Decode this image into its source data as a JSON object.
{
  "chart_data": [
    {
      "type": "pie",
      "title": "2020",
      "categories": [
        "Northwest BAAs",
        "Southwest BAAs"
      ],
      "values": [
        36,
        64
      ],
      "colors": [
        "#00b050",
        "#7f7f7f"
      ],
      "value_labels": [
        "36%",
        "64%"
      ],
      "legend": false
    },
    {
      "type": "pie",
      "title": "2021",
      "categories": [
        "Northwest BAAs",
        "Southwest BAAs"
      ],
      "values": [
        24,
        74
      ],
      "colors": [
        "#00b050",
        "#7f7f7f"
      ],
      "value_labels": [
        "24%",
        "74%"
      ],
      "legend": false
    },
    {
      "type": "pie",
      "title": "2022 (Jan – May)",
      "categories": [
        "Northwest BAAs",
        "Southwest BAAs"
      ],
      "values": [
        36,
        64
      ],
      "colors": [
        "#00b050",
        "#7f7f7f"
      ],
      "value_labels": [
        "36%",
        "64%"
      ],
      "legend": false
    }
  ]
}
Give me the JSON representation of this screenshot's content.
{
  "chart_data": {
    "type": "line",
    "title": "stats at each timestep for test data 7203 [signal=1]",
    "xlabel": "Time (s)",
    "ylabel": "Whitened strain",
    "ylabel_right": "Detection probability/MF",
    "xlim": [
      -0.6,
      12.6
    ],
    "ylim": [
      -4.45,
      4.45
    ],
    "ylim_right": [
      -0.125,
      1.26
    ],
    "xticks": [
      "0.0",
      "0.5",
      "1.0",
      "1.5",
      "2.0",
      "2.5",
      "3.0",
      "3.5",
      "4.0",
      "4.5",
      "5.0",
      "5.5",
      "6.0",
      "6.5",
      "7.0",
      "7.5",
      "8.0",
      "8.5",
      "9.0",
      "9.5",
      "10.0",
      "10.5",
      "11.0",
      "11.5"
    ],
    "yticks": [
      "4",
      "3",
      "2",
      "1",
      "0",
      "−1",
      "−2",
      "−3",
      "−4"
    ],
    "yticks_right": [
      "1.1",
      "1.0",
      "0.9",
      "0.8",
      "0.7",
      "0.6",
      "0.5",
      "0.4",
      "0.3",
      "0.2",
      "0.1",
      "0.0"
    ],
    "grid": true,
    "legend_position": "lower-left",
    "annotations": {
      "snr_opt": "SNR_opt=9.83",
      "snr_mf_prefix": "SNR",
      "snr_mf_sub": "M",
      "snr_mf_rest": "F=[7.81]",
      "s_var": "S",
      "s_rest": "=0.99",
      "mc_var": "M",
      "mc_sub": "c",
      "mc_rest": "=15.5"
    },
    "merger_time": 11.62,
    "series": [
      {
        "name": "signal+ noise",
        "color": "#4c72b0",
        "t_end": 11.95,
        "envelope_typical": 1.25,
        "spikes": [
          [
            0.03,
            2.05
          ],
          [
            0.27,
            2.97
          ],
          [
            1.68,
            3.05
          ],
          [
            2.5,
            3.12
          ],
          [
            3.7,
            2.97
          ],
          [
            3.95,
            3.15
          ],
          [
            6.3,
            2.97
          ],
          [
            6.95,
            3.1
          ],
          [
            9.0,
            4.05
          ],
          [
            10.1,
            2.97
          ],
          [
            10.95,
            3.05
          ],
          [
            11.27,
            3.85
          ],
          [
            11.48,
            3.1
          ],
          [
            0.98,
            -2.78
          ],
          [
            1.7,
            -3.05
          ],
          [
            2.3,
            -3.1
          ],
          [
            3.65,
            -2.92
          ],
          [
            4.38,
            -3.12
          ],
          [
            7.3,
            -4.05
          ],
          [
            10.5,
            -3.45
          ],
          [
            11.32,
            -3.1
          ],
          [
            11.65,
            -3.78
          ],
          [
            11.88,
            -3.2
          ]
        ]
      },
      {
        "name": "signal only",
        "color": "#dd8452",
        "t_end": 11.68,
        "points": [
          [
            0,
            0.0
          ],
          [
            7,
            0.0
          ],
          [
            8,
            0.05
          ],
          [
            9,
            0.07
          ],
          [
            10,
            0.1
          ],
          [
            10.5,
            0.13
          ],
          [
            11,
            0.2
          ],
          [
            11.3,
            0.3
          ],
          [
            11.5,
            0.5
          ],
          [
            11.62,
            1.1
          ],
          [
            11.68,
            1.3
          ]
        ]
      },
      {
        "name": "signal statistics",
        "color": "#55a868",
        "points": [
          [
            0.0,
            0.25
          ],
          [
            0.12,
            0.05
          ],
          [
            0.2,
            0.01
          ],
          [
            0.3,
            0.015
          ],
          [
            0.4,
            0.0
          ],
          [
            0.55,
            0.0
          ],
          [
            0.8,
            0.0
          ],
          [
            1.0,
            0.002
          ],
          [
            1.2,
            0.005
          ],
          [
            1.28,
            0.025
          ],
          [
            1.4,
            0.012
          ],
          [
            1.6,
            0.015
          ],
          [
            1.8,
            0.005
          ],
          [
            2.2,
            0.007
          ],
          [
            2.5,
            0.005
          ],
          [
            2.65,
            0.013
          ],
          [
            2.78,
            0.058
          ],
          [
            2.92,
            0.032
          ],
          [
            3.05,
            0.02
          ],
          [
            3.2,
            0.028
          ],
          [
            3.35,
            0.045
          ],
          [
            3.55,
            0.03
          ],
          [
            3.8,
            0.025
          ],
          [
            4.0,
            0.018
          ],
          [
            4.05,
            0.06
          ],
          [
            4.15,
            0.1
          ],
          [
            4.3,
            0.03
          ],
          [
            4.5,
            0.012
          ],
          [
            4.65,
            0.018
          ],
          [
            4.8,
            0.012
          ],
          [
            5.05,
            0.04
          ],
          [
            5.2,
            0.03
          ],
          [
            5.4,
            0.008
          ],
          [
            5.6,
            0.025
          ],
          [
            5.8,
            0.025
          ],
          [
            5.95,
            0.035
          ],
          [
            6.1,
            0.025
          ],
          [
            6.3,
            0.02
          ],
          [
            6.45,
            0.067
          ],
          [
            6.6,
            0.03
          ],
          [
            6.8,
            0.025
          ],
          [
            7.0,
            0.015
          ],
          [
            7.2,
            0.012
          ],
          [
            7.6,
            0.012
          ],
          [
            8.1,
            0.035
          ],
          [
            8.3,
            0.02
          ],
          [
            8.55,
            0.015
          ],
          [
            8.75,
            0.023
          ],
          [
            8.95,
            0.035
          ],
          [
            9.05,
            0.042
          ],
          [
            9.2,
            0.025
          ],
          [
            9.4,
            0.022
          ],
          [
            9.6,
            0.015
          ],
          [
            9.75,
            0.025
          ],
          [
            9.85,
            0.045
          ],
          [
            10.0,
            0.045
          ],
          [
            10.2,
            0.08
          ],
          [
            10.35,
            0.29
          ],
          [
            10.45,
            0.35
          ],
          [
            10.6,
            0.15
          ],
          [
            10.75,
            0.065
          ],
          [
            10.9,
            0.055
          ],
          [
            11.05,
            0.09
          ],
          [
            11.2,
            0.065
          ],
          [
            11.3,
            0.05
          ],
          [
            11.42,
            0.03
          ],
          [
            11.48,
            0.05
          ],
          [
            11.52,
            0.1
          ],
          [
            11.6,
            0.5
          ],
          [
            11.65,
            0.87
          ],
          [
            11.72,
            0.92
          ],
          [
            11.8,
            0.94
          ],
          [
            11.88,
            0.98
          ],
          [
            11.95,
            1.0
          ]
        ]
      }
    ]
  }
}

______________________________

Objective: Output every entry shown above, exactly.

Worked solution:
Decode this image into its source data as a JSON object.
{
  "chart_data": [
    {
      "type": "pie",
      "title": "2020",
      "categories": [
        "Northwest BAAs",
        "Southwest BAAs"
      ],
      "values": [
        36,
        64
      ],
      "colors": [
        "#00b050",
        "#7f7f7f"
      ],
      "value_labels": [
        "36%",
        "64%"
      ],
      "legend": false
    },
    {
      "type": "pie",
      "title": "2021",
      "categories": [
        "Northwest BAAs",
        "Southwest BAAs"
      ],
      "values": [
        24,
        74
      ],
      "colors": [
        "#00b050",
        "#7f7f7f"
      ],
      "value_labels": [
        "24%",
        "74%"
      ],
      "legend": false
    },
    {
      "type": "pie",
      "title": "2022 (Jan – May)",
      "categories": [
        "Northwest BAAs",
        "Southwest BAAs"
      ],
      "values": [
        36,
        64
      ],
      "colors": [
        "#00b050",
        "#7f7f7f"
      ],
      "value_labels": [
        "36%",
        "64%"
      ],
      "legend": false
    }
  ]
}
Give me the JSON representation of this screenshot's content.
{
  "chart_data": {
    "type": "line",
    "title": "stats at each timestep for test data 7203 [signal=1]",
    "xlabel": "Time (s)",
    "ylabel": "Whitened strain",
    "ylabel_right": "Detection probability/MF",
    "xlim": [
      -0.6,
      12.6
    ],
    "ylim": [
      -4.45,
      4.45
    ],
    "ylim_right": [
      -0.125,
      1.26
    ],
    "xticks": [
      "0.0",
      "0.5",
      "1.0",
      "1.5",
      "2.0",
      "2.5",
      "3.0",
      "3.5",
      "4.0",
      "4.5",
      "5.0",
      "5.5",
      "6.0",
      "6.5",
      "7.0",
      "7.5",
      "8.0",
      "8.5",
      "9.0",
      "9.5",
      "10.0",
      "10.5",
      "11.0",
      "11.5"
    ],
    "yticks": [
      "4",
      "3",
      "2",
      "1",
      "0",
      "−1",
      "−2",
      "−3",
      "−4"
    ],
    "yticks_right": [
      "1.1",
      "1.0",
      "0.9",
      "0.8",
      "0.7",
      "0.6",
      "0.5",
      "0.4",
      "0.3",
      "0.2",
      "0.1",
      "0.0"
    ],
    "grid": true,
    "legend_position": "lower-left",
    "annotations": {
      "snr_opt": "SNR_opt=9.83",
      "snr_mf_prefix": "SNR",
      "snr_mf_sub": "M",
      "snr_mf_rest": "F=[7.81]",
      "s_var": "S",
      "s_rest": "=0.99",
      "mc_var": "M",
      "mc_sub": "c",
      "mc_rest": "=15.5"
    },
    "merger_time": 11.62,
    "series": [
      {
        "name": "signal+ noise",
        "color": "#4c72b0",
        "t_end": 11.95,
        "envelope_typical": 1.25,
        "spikes": [
          [
            0.03,
            2.05
          ],
          [
            0.27,
            2.97
          ],
          [
            1.68,
            3.05
          ],
          [
            2.5,
            3.12
          ],
          [
            3.7,
            2.97
          ],
          [
            3.95,
            3.15
          ],
          [
            6.3,
            2.97
          ],
          [
            6.95,
            3.1
          ],
          [
            9.0,
            4.05
          ],
          [
            10.1,
            2.97
          ],
          [
            10.95,
            3.05
          ],
          [
            11.27,
            3.85
          ],
          [
            11.48,
            3.1
          ],
          [
            0.98,
            -2.78
          ],
          [
            1.7,
            -3.05
          ],
          [
            2.3,
            -3.1
          ],
          [
            3.65,
            -2.92
          ],
          [
            4.38,
            -3.12
          ],
          [
            7.3,
            -4.05
          ],
          [
            10.5,
            -3.45
          ],
          [
            11.32,
            -3.1
          ],
          [
            11.65,
            -3.78
          ],
          [
            11.88,
            -3.2
          ]
        ]
      },
      {
        "name": "signal only",
        "color": "#dd8452",
        "t_end": 11.68,
        "points": [
          [
            0,
            0.0
          ],
          [
            7,
            0.0
          ],
          [
            8,
            0.05
          ],
          [
            9,
            0.07
          ],
          [
            10,
            0.1
          ],
          [
            10.5,
            0.13
          ],
          [
            11,
            0.2
          ],
          [
            11.3,
            0.3
          ],
          [
            11.5,
            0.5
          ],
          [
            11.62,
            1.1
          ],
          [
            11.68,
            1.3
          ]
        ]
      },
      {
        "name": "signal statistics",
        "color": "#55a868",
        "points": [
          [
            0.0,
            0.25
          ],
          [
            0.12,
            0.05
          ],
          [
            0.2,
            0.01
          ],
          [
            0.3,
            0.015
          ],
          [
            0.4,
            0.0
          ],
          [
            0.55,
            0.0
          ],
          [
            0.8,
            0.0
          ],
          [
            1.0,
            0.002
          ],
          [
            1.2,
            0.005
          ],
          [
            1.28,
            0.025
          ],
          [
            1.4,
            0.012
          ],
          [
            1.6,
            0.015
          ],
          [
            1.8,
            0.005
          ],
          [
            2.2,
            0.007
          ],
          [
            2.5,
            0.005
          ],
          [
            2.65,
            0.013
          ],
          [
            2.78,
            0.058
          ],
          [
            2.92,
            0.032
          ],
          [
            3.05,
            0.02
          ],
          [
            3.2,
            0.028
          ],
          [
            3.35,
            0.045
          ],
          [
            3.55,
            0.03
          ],
          [
            3.8,
            0.025
          ],
          [
            4.0,
            0.018
          ],
          [
            4.05,
            0.06
          ],
          [
            4.15,
            0.1
          ],
          [
            4.3,
            0.03
          ],
          [
            4.5,
            0.012
          ],
          [
            4.65,
            0.018
          ],
          [
            4.8,
            0.012
          ],
          [
            5.05,
            0.04
          ],
          [
            5.2,
            0.03
          ],
          [
            5.4,
            0.008
          ],
          [
            5.6,
            0.025
          ],
          [
            5.8,
            0.025
          ],
          [
            5.95,
            0.035
          ],
          [
            6.1,
            0.025
          ],
          [
            6.3,
            0.02
          ],
          [
            6.45,
            0.067
          ],
          [
            6.6,
            0.03
          ],
          [
            6.8,
            0.025
          ],
          [
            7.0,
            0.015
          ],
          [
            7.2,
            0.012
          ],
          [
            7.6,
            0.012
          ],
          [
            8.1,
            0.035
          ],
          [
            8.3,
            0.02
          ],
          [
            8.55,
            0.015
          ],
          [
            8.75,
            0.023
          ],
          [
            8.95,
            0.035
          ],
          [
            9.05,
            0.042
          ],
          [
            9.2,
            0.025
          ],
          [
            9.4,
            0.022
          ],
          [
            9.6,
            0.015
          ],
          [
            9.75,
            0.025
          ],
          [
            9.85,
            0.045
          ],
          [
            10.0,
            0.045
          ],
          [
            10.2,
            0.08
          ],
          [
            10.35,
            0.29
          ],
          [
            10.45,
            0.35
          ],
          [
            10.6,
            0.15
          ],
          [
            10.75,
            0.065
          ],
          [
            10.9,
            0.055
          ],
          [
            11.05,
            0.09
          ],
          [
            11.2,
            0.065
          ],
          [
            11.3,
            0.05
          ],
          [
            11.42,
            0.03
          ],
          [
            11.48,
            0.05
          ],
          [
            11.52,
            0.1
          ],
          [
            11.6,
            0.5
          ],
          [
            11.65,
            0.87
          ],
          [
            11.72,
            0.92
          ],
          [
            11.8,
            0.94
          ],
          [
            11.88,
            0.98
          ],
          [
            11.95,
            1.0
          ]
        ]
      }
    ]
  }
}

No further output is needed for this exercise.